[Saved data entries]
== == ==

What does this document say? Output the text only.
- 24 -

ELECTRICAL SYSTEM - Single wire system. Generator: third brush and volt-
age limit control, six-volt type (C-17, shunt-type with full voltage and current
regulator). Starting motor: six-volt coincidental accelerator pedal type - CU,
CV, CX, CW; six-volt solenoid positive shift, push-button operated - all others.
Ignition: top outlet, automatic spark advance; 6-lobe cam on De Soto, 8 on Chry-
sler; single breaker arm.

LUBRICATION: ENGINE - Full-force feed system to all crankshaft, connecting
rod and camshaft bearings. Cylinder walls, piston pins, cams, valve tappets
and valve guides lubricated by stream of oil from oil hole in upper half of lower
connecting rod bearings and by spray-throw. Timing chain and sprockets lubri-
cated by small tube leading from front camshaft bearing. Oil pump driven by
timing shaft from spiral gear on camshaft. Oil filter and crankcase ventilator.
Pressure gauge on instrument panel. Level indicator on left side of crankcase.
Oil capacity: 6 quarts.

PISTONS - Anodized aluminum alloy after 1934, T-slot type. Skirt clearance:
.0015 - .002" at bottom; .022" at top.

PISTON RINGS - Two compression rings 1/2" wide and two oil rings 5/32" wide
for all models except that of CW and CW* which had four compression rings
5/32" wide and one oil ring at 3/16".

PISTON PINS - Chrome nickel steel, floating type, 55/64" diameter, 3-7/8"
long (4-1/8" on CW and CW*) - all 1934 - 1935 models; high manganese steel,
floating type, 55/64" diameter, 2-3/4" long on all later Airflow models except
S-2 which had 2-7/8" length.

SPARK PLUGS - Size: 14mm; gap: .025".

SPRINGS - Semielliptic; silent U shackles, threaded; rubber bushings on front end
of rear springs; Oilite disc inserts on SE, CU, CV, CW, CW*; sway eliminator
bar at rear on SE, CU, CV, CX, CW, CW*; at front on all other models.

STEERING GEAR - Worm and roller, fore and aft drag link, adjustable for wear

== == ==

Required work
Report the number of lines of the listing above that hold the string "volt", with no other text.

Exercise response
4